(Stored data entries)

++++++++++++++++++++

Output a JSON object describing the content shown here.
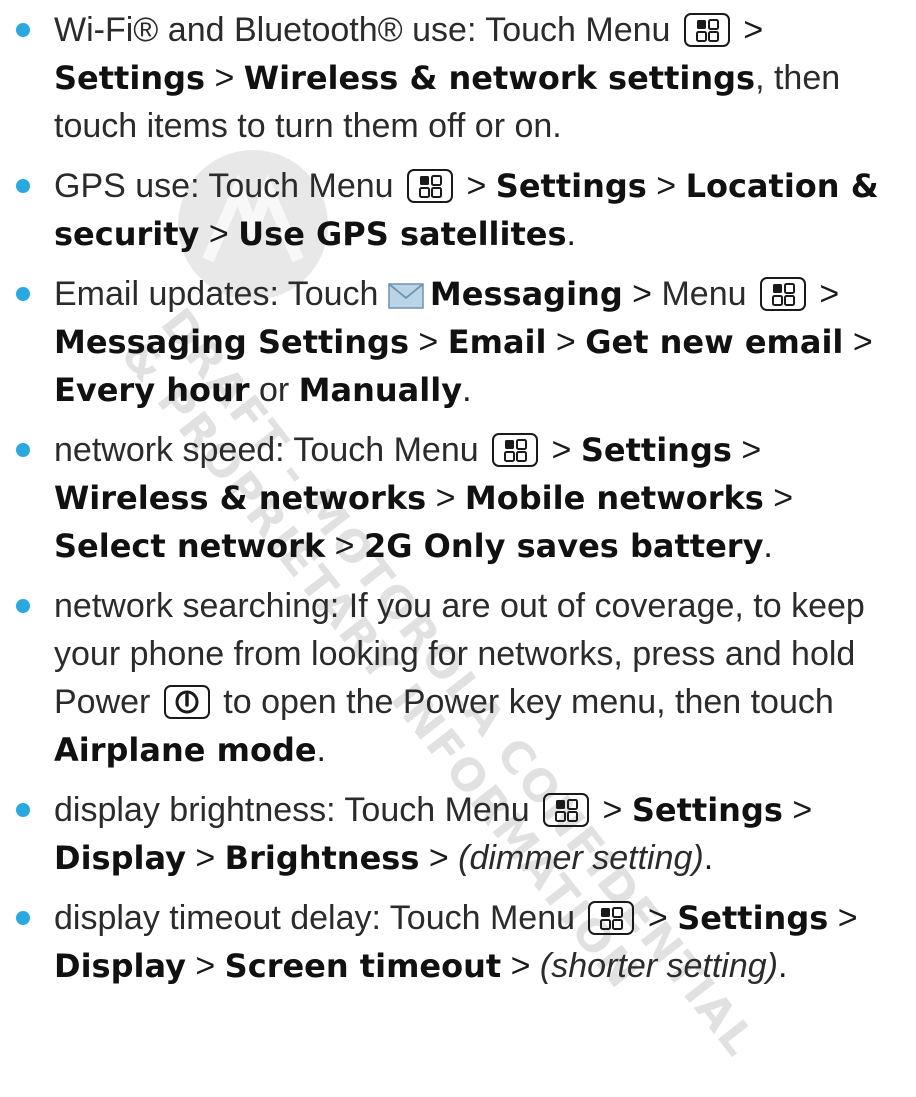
{
  "watermark": {
    "line1": "DRAFT - MOTOROLA CONFIDENTIAL",
    "line2": "& PROPRIETARY INFORMATION"
  },
  "tips": [
    {
      "lead": "Wi-Fi® and Bluetooth® use: Touch Menu",
      "s1": "Settings",
      "s2": "Wireless & network settings",
      "tail": ", then touch items to turn them off or on."
    },
    {
      "lead": "GPS use: Touch Menu",
      "s1": "Settings",
      "s2": "Location & security",
      "s3": "Use GPS satellites"
    },
    {
      "lead": "Email updates: Touch",
      "app": "Messaging",
      "menu": "Menu",
      "s1": "Messaging Settings",
      "s2": "Email",
      "s3": "Get new email",
      "s4": "Every hour",
      "or": "or",
      "s5": "Manually"
    },
    {
      "lead": "network speed: Touch Menu",
      "s1": "Settings",
      "s2": "Wireless & networks",
      "s3": "Mobile networks",
      "s4": "Select network",
      "s5": "2G Only saves battery"
    },
    {
      "lead": "network searching: If you are out of coverage, to keep your phone from looking for networks, press and hold Power",
      "mid": "to open the Power key menu, then touch",
      "s1": "Airplane mode"
    },
    {
      "lead": "display brightness: Touch Menu",
      "s1": "Settings",
      "s2": "Display",
      "s3": "Brightness",
      "setting": "(dimmer setting)"
    },
    {
      "lead": "display timeout delay: Touch Menu",
      "s1": "Settings",
      "s2": "Display",
      "s3": "Screen timeout",
      "setting": "(shorter setting)"
    }
  ],
  "icons": {
    "menu_key": "menu-key-icon",
    "power_key": "power-key-icon",
    "messaging": "envelope-icon",
    "bullet_color": "#2aa9e0"
  }
}
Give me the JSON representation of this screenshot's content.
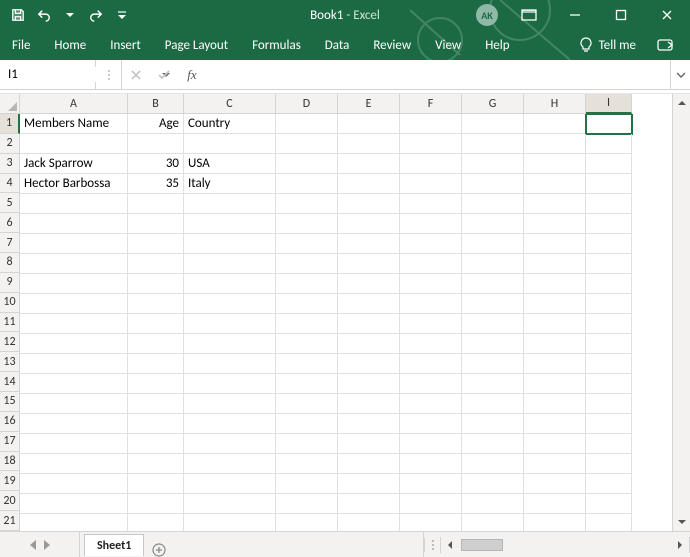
{
  "titlebar": {
    "title_main": "Book1",
    "title_sep": "  -  ",
    "title_app": "Excel",
    "avatar_initials": "AK"
  },
  "ribbon": {
    "tabs": [
      "File",
      "Home",
      "Insert",
      "Page Layout",
      "Formulas",
      "Data",
      "Review",
      "View",
      "Help"
    ],
    "tellme": "Tell me"
  },
  "formula_bar": {
    "name_box_value": "I1",
    "fx_label": "fx",
    "formula_value": ""
  },
  "grid": {
    "columns": [
      "A",
      "B",
      "C",
      "D",
      "E",
      "F",
      "G",
      "H",
      "I"
    ],
    "row_count": 21,
    "selected_cell": "I1",
    "selected_col_index": 8,
    "selected_row_index": 0,
    "cells": {
      "A1": "Members Name",
      "B1": "Age",
      "C1": "Country",
      "A3": "Jack Sparrow",
      "B3": "30",
      "C3": "USA",
      "A4": "Hector Barbossa",
      "B4": "35",
      "C4": "Italy"
    }
  },
  "sheet_tabs": {
    "active": "Sheet1"
  }
}
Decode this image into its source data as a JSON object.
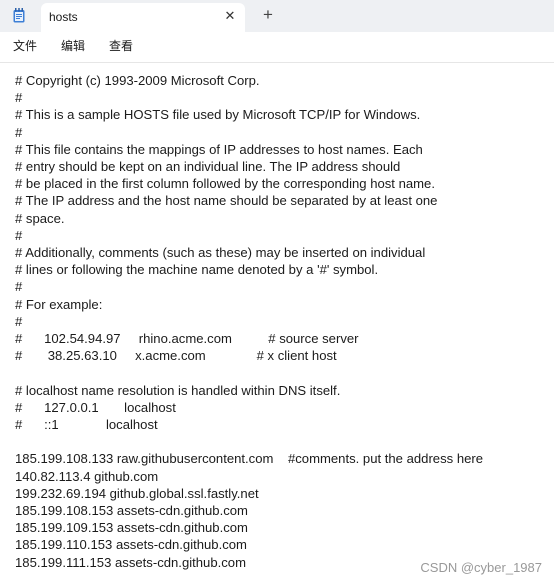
{
  "tab": {
    "title": "hosts"
  },
  "icons": {
    "app": "notepad-icon",
    "close": "close-icon",
    "new_tab": "plus-icon"
  },
  "glyphs": {
    "close": "✕",
    "plus": "+"
  },
  "menu": [
    "文件",
    "编辑",
    "查看"
  ],
  "content": {
    "lines": [
      "# Copyright (c) 1993-2009 Microsoft Corp.",
      "#",
      "# This is a sample HOSTS file used by Microsoft TCP/IP for Windows.",
      "#",
      "# This file contains the mappings of IP addresses to host names. Each",
      "# entry should be kept on an individual line. The IP address should",
      "# be placed in the first column followed by the corresponding host name.",
      "# The IP address and the host name should be separated by at least one",
      "# space.",
      "#",
      "# Additionally, comments (such as these) may be inserted on individual",
      "# lines or following the machine name denoted by a '#' symbol.",
      "#",
      "# For example:",
      "#",
      "#      102.54.94.97     rhino.acme.com          # source server",
      "#       38.25.63.10     x.acme.com              # x client host",
      "",
      "# localhost name resolution is handled within DNS itself.",
      "#      127.0.0.1       localhost",
      "#      ::1             localhost",
      "",
      "185.199.108.133 raw.githubusercontent.com    #comments. put the address here",
      "140.82.113.4 github.com",
      "199.232.69.194 github.global.ssl.fastly.net",
      "185.199.108.153 assets-cdn.github.com",
      "185.199.109.153 assets-cdn.github.com",
      "185.199.110.153 assets-cdn.github.com",
      "185.199.111.153 assets-cdn.github.com"
    ]
  },
  "watermark": "CSDN @cyber_1987"
}
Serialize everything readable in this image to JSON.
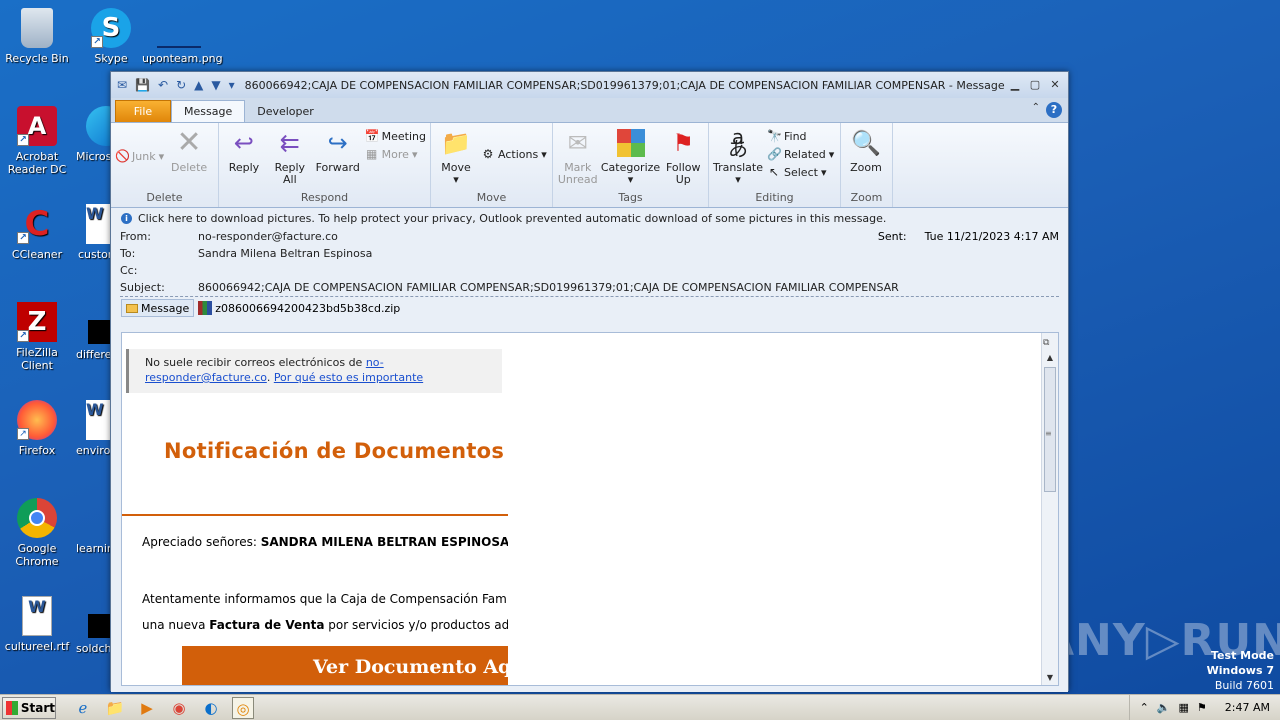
{
  "desktop": {
    "icons": [
      {
        "label": "Recycle Bin",
        "glyph": "🗑"
      },
      {
        "label": "Skype",
        "glyph": "S"
      },
      {
        "label": "uponteam.png",
        "glyph": ""
      },
      {
        "label": "Acrobat Reader DC",
        "glyph": "A"
      },
      {
        "label": "Microso",
        "glyph": "e"
      },
      {
        "label": "CCleaner",
        "glyph": "C"
      },
      {
        "label": "custom",
        "glyph": "W"
      },
      {
        "label": "FileZilla Client",
        "glyph": "Z"
      },
      {
        "label": "differe",
        "glyph": ""
      },
      {
        "label": "Firefox",
        "glyph": "🦊"
      },
      {
        "label": "enviro",
        "glyph": "W"
      },
      {
        "label": "Google Chrome",
        "glyph": "◉"
      },
      {
        "label": "learnin",
        "glyph": ""
      },
      {
        "label": "cultureel.rtf",
        "glyph": "W"
      },
      {
        "label": "soldchi",
        "glyph": ""
      }
    ],
    "watermark": "ANY▷RUN",
    "testmode": {
      "line1": "Test Mode",
      "line2": "Windows 7",
      "line3": "Build 7601"
    }
  },
  "window": {
    "title": "860066942;CAJA DE COMPENSACION FAMILIAR COMPENSAR;SD019961379;01;CAJA DE COMPENSACION FAMILIAR COMPENSAR - Message (...",
    "tabs": {
      "file": "File",
      "message": "Message",
      "developer": "Developer"
    },
    "ribbon": {
      "delete": {
        "label": "Delete",
        "junk": "Junk",
        "delete_btn": "Delete"
      },
      "respond": {
        "label": "Respond",
        "reply": "Reply",
        "reply_all": "Reply All",
        "forward": "Forward",
        "meeting": "Meeting",
        "more": "More"
      },
      "move": {
        "label": "Move",
        "move_btn": "Move",
        "actions": "Actions"
      },
      "tags": {
        "label": "Tags",
        "mark_unread": "Mark Unread",
        "categorize": "Categorize",
        "follow_up": "Follow Up"
      },
      "editing": {
        "label": "Editing",
        "translate": "Translate",
        "find": "Find",
        "related": "Related",
        "select": "Select"
      },
      "zoom": {
        "label": "Zoom",
        "zoom_btn": "Zoom"
      }
    }
  },
  "message": {
    "infobar": "Click here to download pictures. To help protect your privacy, Outlook prevented automatic download of some pictures in this message.",
    "from_label": "From:",
    "from": "no-responder@facture.co",
    "to_label": "To:",
    "to": "Sandra Milena Beltran Espinosa",
    "cc_label": "Cc:",
    "cc": "",
    "subject_label": "Subject:",
    "subject": "860066942;CAJA DE COMPENSACION FAMILIAR COMPENSAR;SD019961379;01;CAJA DE COMPENSACION FAMILIAR COMPENSAR",
    "sent_label": "Sent:",
    "sent": "Tue 11/21/2023 4:17 AM",
    "attach_message": "Message",
    "attachment": "z086006694200423bd5b38cd.zip"
  },
  "body": {
    "notice_text": "No suele recibir correos electrónicos de ",
    "notice_link1": "no-",
    "notice_link2": "responder@facture.co",
    "notice_sep": ". ",
    "notice_link3": "Por qué esto es importante",
    "title": "Notificación de Documentos",
    "greeting_prefix": "Apreciado señores: ",
    "greeting_name": "SANDRA MILENA BELTRAN ESPINOSA",
    "greeting_suffix": ",",
    "para_line1": "Atentamente informamos que la Caja de Compensación Fam",
    "para_line2_prefix": "una nueva ",
    "para_line2_bold": "Factura de Venta",
    "para_line2_suffix": " por servicios y/o productos adqu",
    "cta": "Ver Documento Aq"
  },
  "taskbar": {
    "start": "Start",
    "clock": "2:47 AM"
  }
}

++++++++++++++++++++

*What is required:* Give every line of the material that includes the string "lines".

*Task answer:*
    "lines": [
      "# lines or following the machine name denoted by a '#' symbol.",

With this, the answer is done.